### What the task requires
Scan the material and copy every line in which "odrůd" appears.

--- Start of Stored data ---

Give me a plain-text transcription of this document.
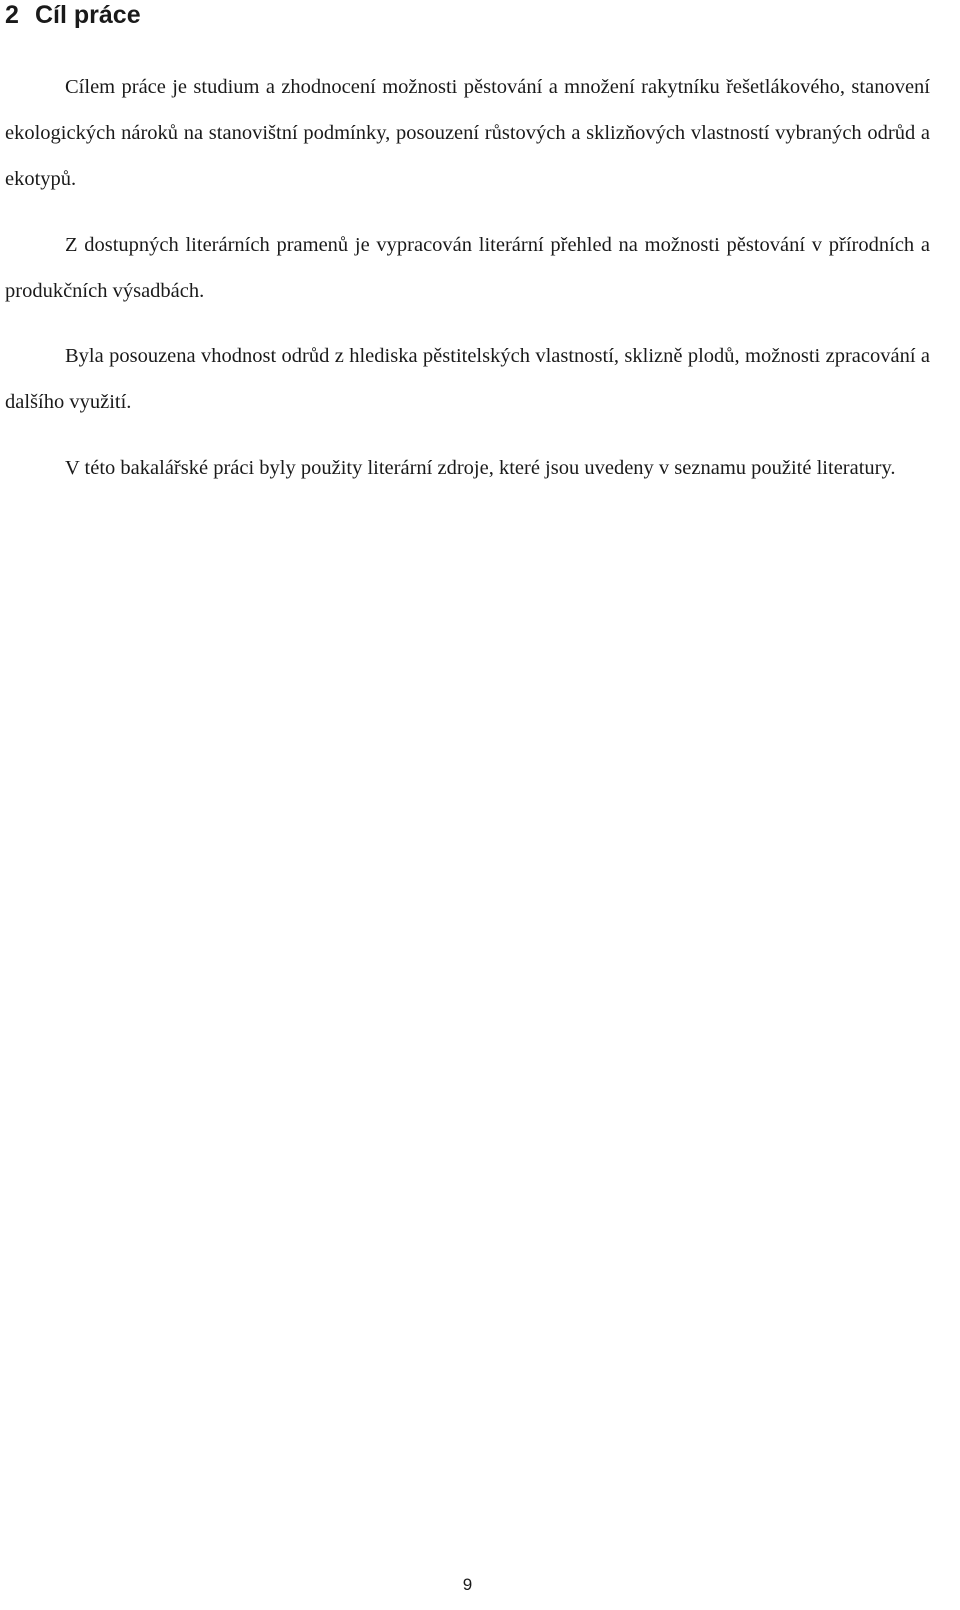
2 Cíl práce

Cílem práce je studium a zhodnocení možnosti pěstování a množení rakytníku řešetlákového, stanovení ekologických nároků na stanovištní podmínky, posouzení růstových a sklizňových vlastností vybraných odrůd a ekotypů.

Z dostupných literárních pramenů je vypracován literární přehled na možnosti pěstování v přírodních a produkčních výsadbách.

Byla posouzena vhodnost odrůd z hlediska pěstitelských vlastností, sklizně plodů, možnosti zpracování a dalšího využití.

V této bakalářské práci byly použity literární zdroje, které jsou uvedeny v seznamu použité literatury.

9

--- End of Stored data ---

### Response
Cílem práce je studium a zhodnocení možnosti pěstování a množení rakytníku řešetlákového, stanovení ekologických nároků na stanovištní podmínky, posouzení růstových a sklizňových vlastností vybraných odrůd a ekotypů.
Byla posouzena vhodnost odrůd z hlediska pěstitelských vlastností, sklizně plodů, možnosti zpracování a dalšího využití.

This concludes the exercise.